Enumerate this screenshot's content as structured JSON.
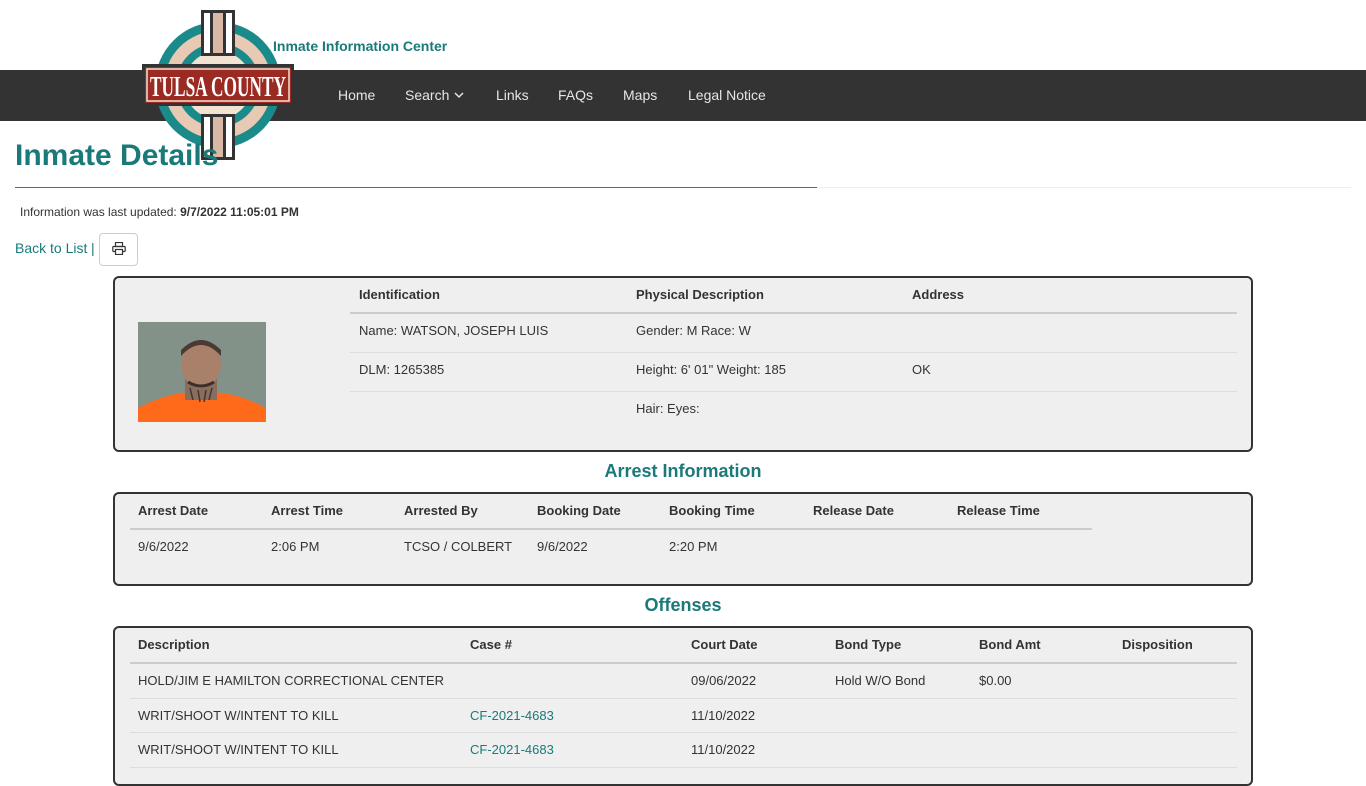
{
  "header": {
    "site_title": "Inmate Information Center",
    "logo_text": "TULSA COUNTY"
  },
  "nav": {
    "items": [
      {
        "label": "Home"
      },
      {
        "label": "Search"
      },
      {
        "label": "Links"
      },
      {
        "label": "FAQs"
      },
      {
        "label": "Maps"
      },
      {
        "label": "Legal Notice"
      }
    ]
  },
  "page": {
    "title": "Inmate Details",
    "updated_label": "Information was last updated:",
    "updated_value": "9/7/2022 11:05:01 PM",
    "back_label": "Back to List",
    "separator": "|"
  },
  "identity": {
    "headers": [
      "Identification",
      "Physical Description",
      "Address"
    ],
    "name": "Name: WATSON, JOSEPH LUIS",
    "dlm": "DLM: 1265385",
    "gender_race": "Gender: M Race: W",
    "height_weight": "Height: 6' 01\" Weight: 185",
    "hair_eyes": "Hair: Eyes:",
    "address_line1": "",
    "address_line2": "OK"
  },
  "arrest": {
    "title": "Arrest Information",
    "headers": [
      "Arrest Date",
      "Arrest Time",
      "Arrested By",
      "Booking Date",
      "Booking Time",
      "Release Date",
      "Release Time"
    ],
    "row": [
      "9/6/2022",
      "2:06 PM",
      "TCSO / COLBERT",
      "9/6/2022",
      "2:20 PM",
      "",
      ""
    ]
  },
  "offenses": {
    "title": "Offenses",
    "headers": [
      "Description",
      "Case #",
      "Court Date",
      "Bond Type",
      "Bond Amt",
      "Disposition"
    ],
    "rows": [
      [
        "HOLD/JIM E HAMILTON CORRECTIONAL CENTER",
        "",
        "09/06/2022",
        "Hold W/O Bond",
        "$0.00",
        ""
      ],
      [
        "WRIT/SHOOT W/INTENT TO KILL",
        "CF-2021-4683",
        "11/10/2022",
        "",
        "",
        ""
      ],
      [
        "WRIT/SHOOT W/INTENT TO KILL",
        "CF-2021-4683",
        "11/10/2022",
        "",
        "",
        ""
      ]
    ]
  },
  "colors": {
    "accent": "#1a7a7a",
    "navbar": "#333333",
    "rule": "#a0522d",
    "logo_red": "#9b2b22"
  }
}
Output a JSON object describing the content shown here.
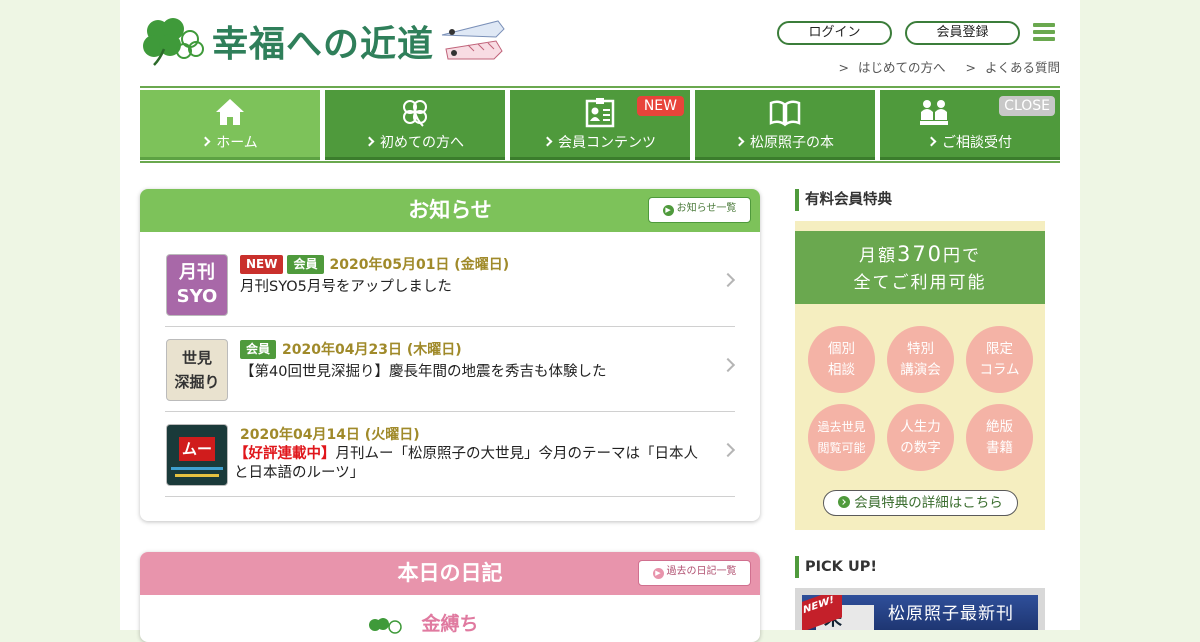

________

In this exercise, set down all of the data exactly, without the pictures.

Enumerate this screenshot's content as structured JSON.
{
  "header": {
    "site_title": "Inmate Information Center",
    "logo_text": "TULSA COUNTY"
  },
  "nav": {
    "items": [
      {
        "label": "Home"
      },
      {
        "label": "Search"
      },
      {
        "label": "Links"
      },
      {
        "label": "FAQs"
      },
      {
        "label": "Maps"
      },
      {
        "label": "Legal Notice"
      }
    ]
  },
  "page": {
    "title": "Inmate Details",
    "updated_label": "Information was last updated:",
    "updated_value": "9/7/2022 11:05:01 PM",
    "back_label": "Back to List",
    "separator": "|"
  },
  "identity": {
    "headers": [
      "Identification",
      "Physical Description",
      "Address"
    ],
    "name": "Name: WATSON, JOSEPH LUIS",
    "dlm": "DLM: 1265385",
    "gender_race": "Gender: M Race: W",
    "height_weight": "Height: 6' 01\" Weight: 185",
    "hair_eyes": "Hair: Eyes:",
    "address_line1": "",
    "address_line2": "OK"
  },
  "arrest": {
    "title": "Arrest Information",
    "headers": [
      "Arrest Date",
      "Arrest Time",
      "Arrested By",
      "Booking Date",
      "Booking Time",
      "Release Date",
      "Release Time"
    ],
    "row": [
      "9/6/2022",
      "2:06 PM",
      "TCSO / COLBERT",
      "9/6/2022",
      "2:20 PM",
      "",
      ""
    ]
  },
  "offenses": {
    "title": "Offenses",
    "headers": [
      "Description",
      "Case #",
      "Court Date",
      "Bond Type",
      "Bond Amt",
      "Disposition"
    ],
    "rows": [
      [
        "HOLD/JIM E HAMILTON CORRECTIONAL CENTER",
        "",
        "09/06/2022",
        "Hold W/O Bond",
        "$0.00",
        ""
      ],
      [
        "WRIT/SHOOT W/INTENT TO KILL",
        "CF-2021-4683",
        "11/10/2022",
        "",
        "",
        ""
      ],
      [
        "WRIT/SHOOT W/INTENT TO KILL",
        "CF-2021-4683",
        "11/10/2022",
        "",
        "",
        ""
      ]
    ]
  },
  "colors": {
    "accent": "#1a7a7a",
    "navbar": "#333333",
    "rule": "#a0522d",
    "logo_red": "#9b2b22"
  }
}
Output a JSON object describing the content shown here.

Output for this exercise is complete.